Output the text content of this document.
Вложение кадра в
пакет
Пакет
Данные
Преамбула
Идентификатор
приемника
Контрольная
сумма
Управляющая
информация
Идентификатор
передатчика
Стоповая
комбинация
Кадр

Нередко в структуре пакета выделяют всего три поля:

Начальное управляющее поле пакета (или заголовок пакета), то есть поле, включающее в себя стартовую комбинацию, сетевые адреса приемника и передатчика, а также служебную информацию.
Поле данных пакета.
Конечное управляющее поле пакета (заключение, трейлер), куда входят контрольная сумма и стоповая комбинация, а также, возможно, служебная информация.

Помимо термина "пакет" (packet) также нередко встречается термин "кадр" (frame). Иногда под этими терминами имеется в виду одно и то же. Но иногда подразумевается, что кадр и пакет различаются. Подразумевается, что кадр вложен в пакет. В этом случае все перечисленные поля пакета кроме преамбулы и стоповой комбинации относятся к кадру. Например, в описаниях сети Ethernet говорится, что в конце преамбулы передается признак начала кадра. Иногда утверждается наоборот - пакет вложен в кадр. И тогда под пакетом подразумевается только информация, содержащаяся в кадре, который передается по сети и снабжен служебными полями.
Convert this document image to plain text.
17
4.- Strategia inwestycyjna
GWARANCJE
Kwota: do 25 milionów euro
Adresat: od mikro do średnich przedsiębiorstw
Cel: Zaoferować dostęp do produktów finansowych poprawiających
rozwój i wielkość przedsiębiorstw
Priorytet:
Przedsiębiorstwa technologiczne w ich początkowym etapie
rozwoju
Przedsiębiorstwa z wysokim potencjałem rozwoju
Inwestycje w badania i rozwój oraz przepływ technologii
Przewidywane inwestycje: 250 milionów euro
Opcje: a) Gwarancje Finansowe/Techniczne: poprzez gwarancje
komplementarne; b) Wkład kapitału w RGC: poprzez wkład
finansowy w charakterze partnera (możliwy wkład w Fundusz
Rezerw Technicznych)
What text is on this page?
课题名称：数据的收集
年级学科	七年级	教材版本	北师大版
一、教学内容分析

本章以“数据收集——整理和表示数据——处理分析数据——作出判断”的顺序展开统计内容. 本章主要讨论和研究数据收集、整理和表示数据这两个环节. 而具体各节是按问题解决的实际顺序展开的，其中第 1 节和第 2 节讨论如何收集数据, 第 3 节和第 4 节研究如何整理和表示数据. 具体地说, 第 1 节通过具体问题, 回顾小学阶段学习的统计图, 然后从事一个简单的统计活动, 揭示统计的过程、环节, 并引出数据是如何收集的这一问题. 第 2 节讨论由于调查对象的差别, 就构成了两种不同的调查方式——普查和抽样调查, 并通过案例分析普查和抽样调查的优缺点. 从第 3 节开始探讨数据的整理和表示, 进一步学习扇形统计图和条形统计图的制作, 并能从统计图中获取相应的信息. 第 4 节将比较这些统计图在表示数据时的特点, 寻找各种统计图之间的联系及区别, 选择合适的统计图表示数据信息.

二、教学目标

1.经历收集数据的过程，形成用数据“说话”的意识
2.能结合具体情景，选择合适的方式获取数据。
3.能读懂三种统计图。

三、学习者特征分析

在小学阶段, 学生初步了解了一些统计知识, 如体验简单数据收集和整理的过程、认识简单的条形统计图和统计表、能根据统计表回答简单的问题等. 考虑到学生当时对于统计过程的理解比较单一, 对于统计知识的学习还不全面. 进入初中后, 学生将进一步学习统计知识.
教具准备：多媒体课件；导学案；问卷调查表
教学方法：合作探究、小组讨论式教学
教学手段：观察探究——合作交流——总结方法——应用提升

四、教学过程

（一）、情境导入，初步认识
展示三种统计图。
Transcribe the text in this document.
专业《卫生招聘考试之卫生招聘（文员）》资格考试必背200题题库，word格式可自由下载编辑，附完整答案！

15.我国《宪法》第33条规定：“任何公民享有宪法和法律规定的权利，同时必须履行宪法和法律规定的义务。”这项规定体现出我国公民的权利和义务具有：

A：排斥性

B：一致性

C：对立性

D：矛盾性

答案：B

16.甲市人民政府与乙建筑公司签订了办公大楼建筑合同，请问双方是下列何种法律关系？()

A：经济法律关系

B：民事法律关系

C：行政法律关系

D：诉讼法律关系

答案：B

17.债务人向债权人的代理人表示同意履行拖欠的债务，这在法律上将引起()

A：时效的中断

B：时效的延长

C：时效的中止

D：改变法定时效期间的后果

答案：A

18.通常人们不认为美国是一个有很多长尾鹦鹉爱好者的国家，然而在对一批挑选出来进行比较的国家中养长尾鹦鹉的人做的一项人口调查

WORK INSTRUCTIONS:
Output the listing above exactly as it appears.

COMPLETE RESPONSE:
Output the text content of this document.
Вложение кадра в
пакет
Пакет
Данные
Преамбула
Идентификатор
приемника
Контрольная
сумма
Управляющая
информация
Идентификатор
передатчика
Стоповая
комбинация
Кадр

Нередко в структуре пакета выделяют всего три поля:

Начальное управляющее поле пакета (или заголовок пакета), то есть поле, включающее в себя стартовую комбинацию, сетевые адреса приемника и передатчика, а также служебную информацию.
Поле данных пакета.
Конечное управляющее поле пакета (заключение, трейлер), куда входят контрольная сумма и стоповая комбинация, а также, возможно, служебная информация.

Помимо термина "пакет" (packet) также нередко встречается термин "кадр" (frame). Иногда под этими терминами имеется в виду одно и то же. Но иногда подразумевается, что кадр и пакет различаются. Подразумевается, что кадр вложен в пакет. В этом случае все перечисленные поля пакета кроме преамбулы и стоповой комбинации относятся к кадру. Например, в описаниях сети Ethernet говорится, что в конце преамбулы передается признак начала кадра. Иногда утверждается наоборот - пакет вложен в кадр. И тогда под пакетом подразумевается только информация, содержащаяся в кадре, который передается по сети и снабжен служебными полями.
Convert this document image to plain text.
17
4.- Strategia inwestycyjna
GWARANCJE
Kwota: do 25 milionów euro
Adresat: od mikro do średnich przedsiębiorstw
Cel: Zaoferować dostęp do produktów finansowych poprawiających
rozwój i wielkość przedsiębiorstw
Priorytet:
Przedsiębiorstwa technologiczne w ich początkowym etapie
rozwoju
Przedsiębiorstwa z wysokim potencjałem rozwoju
Inwestycje w badania i rozwój oraz przepływ technologii
Przewidywane inwestycje: 250 milionów euro
Opcje: a) Gwarancje Finansowe/Techniczne: poprzez gwarancje
komplementarne; b) Wkład kapitału w RGC: poprzez wkład
finansowy w charakterze partnera (możliwy wkład w Fundusz
Rezerw Technicznych)
What text is on this page?
课题名称：数据的收集
年级学科	七年级	教材版本	北师大版
一、教学内容分析

本章以“数据收集——整理和表示数据——处理分析数据——作出判断”的顺序展开统计内容. 本章主要讨论和研究数据收集、整理和表示数据这两个环节. 而具体各节是按问题解决的实际顺序展开的，其中第 1 节和第 2 节讨论如何收集数据, 第 3 节和第 4 节研究如何整理和表示数据. 具体地说, 第 1 节通过具体问题, 回顾小学阶段学习的统计图, 然后从事一个简单的统计活动, 揭示统计的过程、环节, 并引出数据是如何收集的这一问题. 第 2 节讨论由于调查对象的差别, 就构成了两种不同的调查方式——普查和抽样调查, 并通过案例分析普查和抽样调查的优缺点. 从第 3 节开始探讨数据的整理和表示, 进一步学习扇形统计图和条形统计图的制作, 并能从统计图中获取相应的信息. 第 4 节将比较这些统计图在表示数据时的特点, 寻找各种统计图之间的联系及区别, 选择合适的统计图表示数据信息.

二、教学目标

1.经历收集数据的过程，形成用数据“说话”的意识
2.能结合具体情景，选择合适的方式获取数据。
3.能读懂三种统计图。

三、学习者特征分析

在小学阶段, 学生初步了解了一些统计知识, 如体验简单数据收集和整理的过程、认识简单的条形统计图和统计表、能根据统计表回答简单的问题等. 考虑到学生当时对于统计过程的理解比较单一, 对于统计知识的学习还不全面. 进入初中后, 学生将进一步学习统计知识.
教具准备：多媒体课件；导学案；问卷调查表
教学方法：合作探究、小组讨论式教学
教学手段：观察探究——合作交流——总结方法——应用提升

四、教学过程

（一）、情境导入，初步认识
展示三种统计图。
Transcribe the text in this document.
专业《卫生招聘考试之卫生招聘（文员）》资格考试必背200题题库，word格式可自由下载编辑，附完整答案！

15.我国《宪法》第33条规定：“任何公民享有宪法和法律规定的权利，同时必须履行宪法和法律规定的义务。”这项规定体现出我国公民的权利和义务具有：

A：排斥性

B：一致性

C：对立性

D：矛盾性

答案：B

16.甲市人民政府与乙建筑公司签订了办公大楼建筑合同，请问双方是下列何种法律关系？()

A：经济法律关系

B：民事法律关系

C：行政法律关系

D：诉讼法律关系

答案：B

17.债务人向债权人的代理人表示同意履行拖欠的债务，这在法律上将引起()

A：时效的中断

B：时效的延长

C：时效的中止

D：改变法定时效期间的后果

答案：A

18.通常人们不认为美国是一个有很多长尾鹦鹉爱好者的国家，然而在对一批挑选出来进行比较的国家中养长尾鹦鹉的人做的一项人口调查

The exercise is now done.